Work required ▸ Repeat every record exactly, but keep images out of the copy.

== == ==

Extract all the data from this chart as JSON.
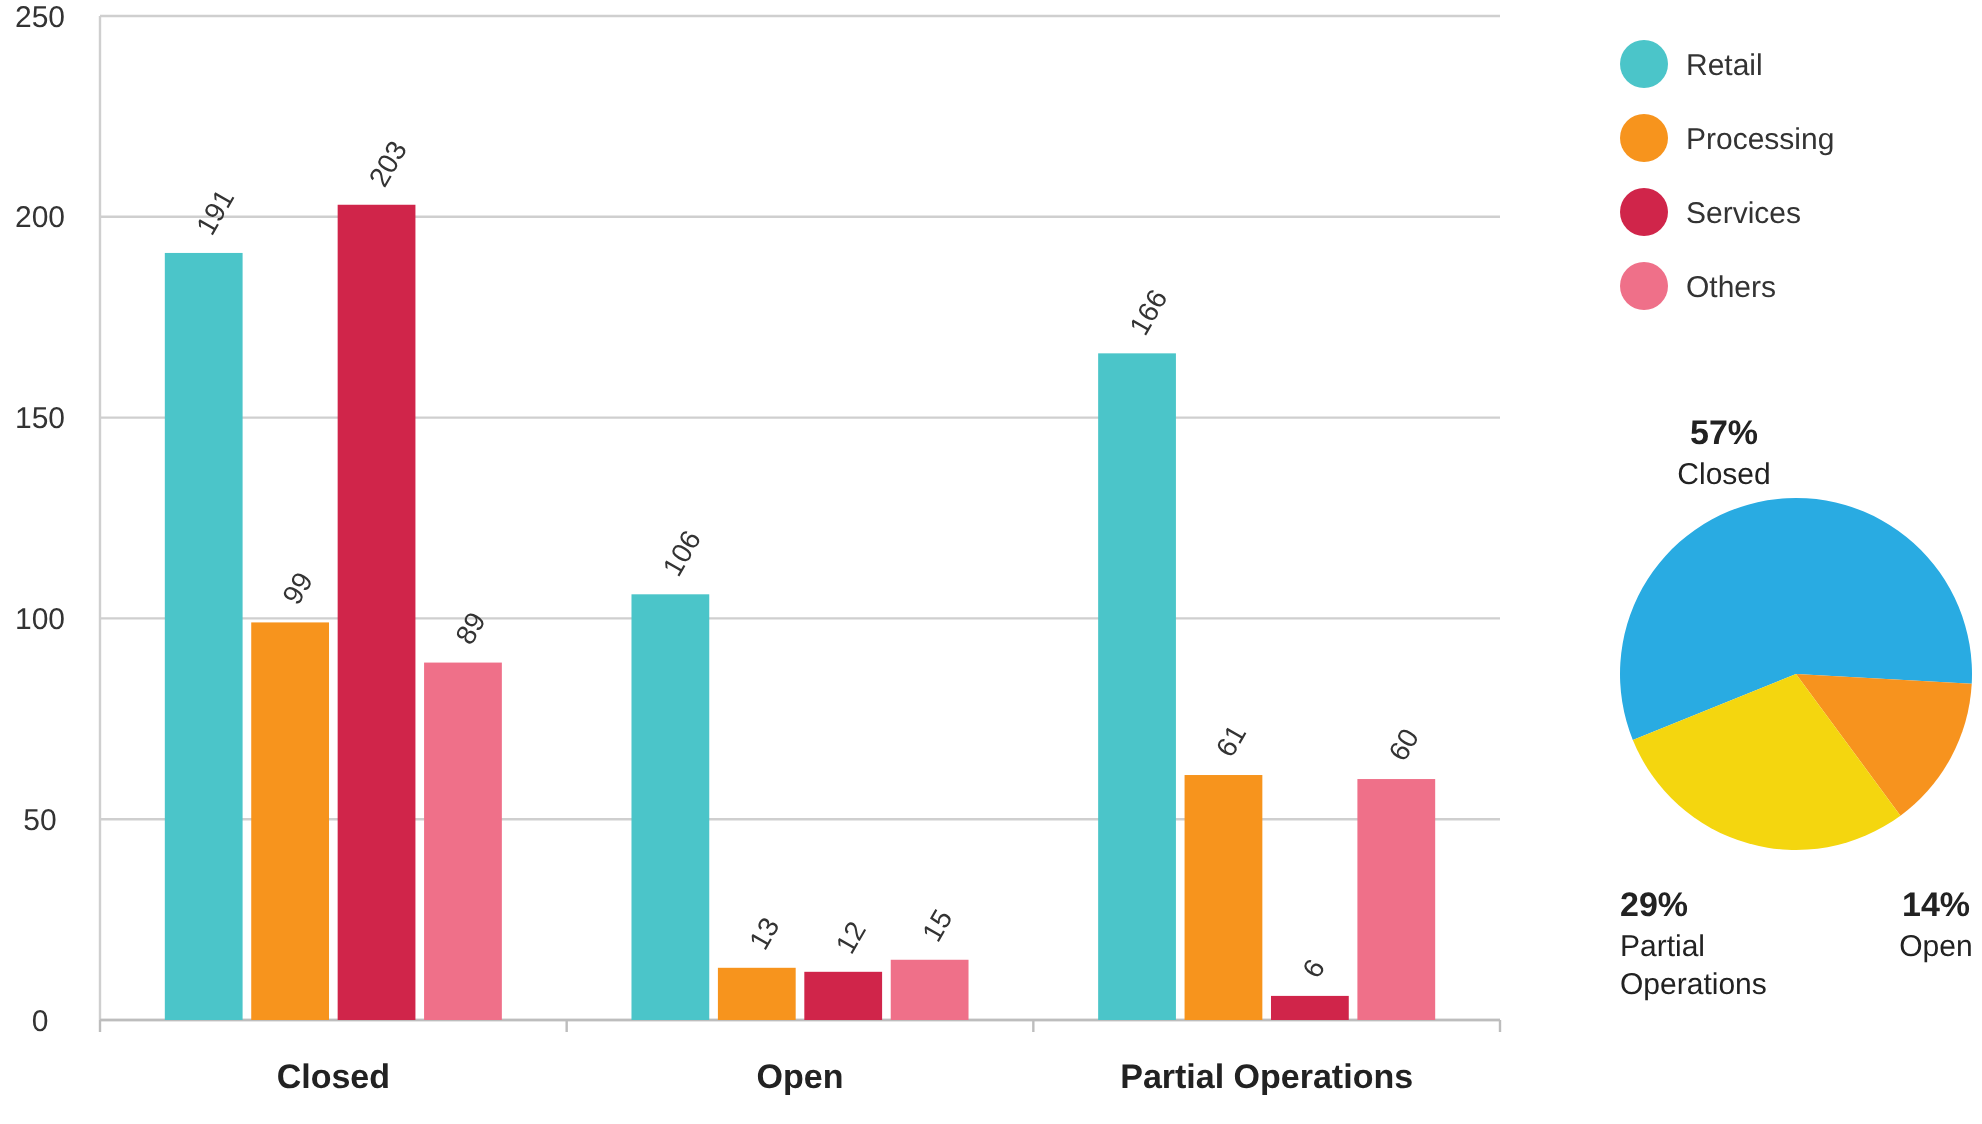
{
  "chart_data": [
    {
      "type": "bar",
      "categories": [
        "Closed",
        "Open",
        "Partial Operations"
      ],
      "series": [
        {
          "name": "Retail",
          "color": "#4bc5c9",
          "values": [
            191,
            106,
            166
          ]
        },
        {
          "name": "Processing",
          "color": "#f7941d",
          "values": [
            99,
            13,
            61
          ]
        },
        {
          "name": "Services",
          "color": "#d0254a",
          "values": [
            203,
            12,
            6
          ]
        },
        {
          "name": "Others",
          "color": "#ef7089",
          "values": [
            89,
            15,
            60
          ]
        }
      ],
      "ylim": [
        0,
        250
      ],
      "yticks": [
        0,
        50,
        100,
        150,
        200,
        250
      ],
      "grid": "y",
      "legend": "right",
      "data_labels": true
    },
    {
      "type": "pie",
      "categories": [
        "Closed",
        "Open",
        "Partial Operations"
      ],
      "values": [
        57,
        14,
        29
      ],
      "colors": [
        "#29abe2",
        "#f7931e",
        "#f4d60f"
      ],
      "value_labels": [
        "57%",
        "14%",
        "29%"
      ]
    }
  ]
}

== == ==

Response to the exercise ▸
Extract all the data from this chart as JSON.
{
  "chart_data": [
    {
      "type": "bar",
      "categories": [
        "Closed",
        "Open",
        "Partial Operations"
      ],
      "series": [
        {
          "name": "Retail",
          "color": "#4bc5c9",
          "values": [
            191,
            106,
            166
          ]
        },
        {
          "name": "Processing",
          "color": "#f7941d",
          "values": [
            99,
            13,
            61
          ]
        },
        {
          "name": "Services",
          "color": "#d0254a",
          "values": [
            203,
            12,
            6
          ]
        },
        {
          "name": "Others",
          "color": "#ef7089",
          "values": [
            89,
            15,
            60
          ]
        }
      ],
      "ylim": [
        0,
        250
      ],
      "yticks": [
        0,
        50,
        100,
        150,
        200,
        250
      ],
      "grid": "y",
      "legend": "right",
      "data_labels": true
    },
    {
      "type": "pie",
      "categories": [
        "Closed",
        "Open",
        "Partial Operations"
      ],
      "values": [
        57,
        14,
        29
      ],
      "colors": [
        "#29abe2",
        "#f7931e",
        "#f4d60f"
      ],
      "value_labels": [
        "57%",
        "14%",
        "29%"
      ]
    }
  ]
}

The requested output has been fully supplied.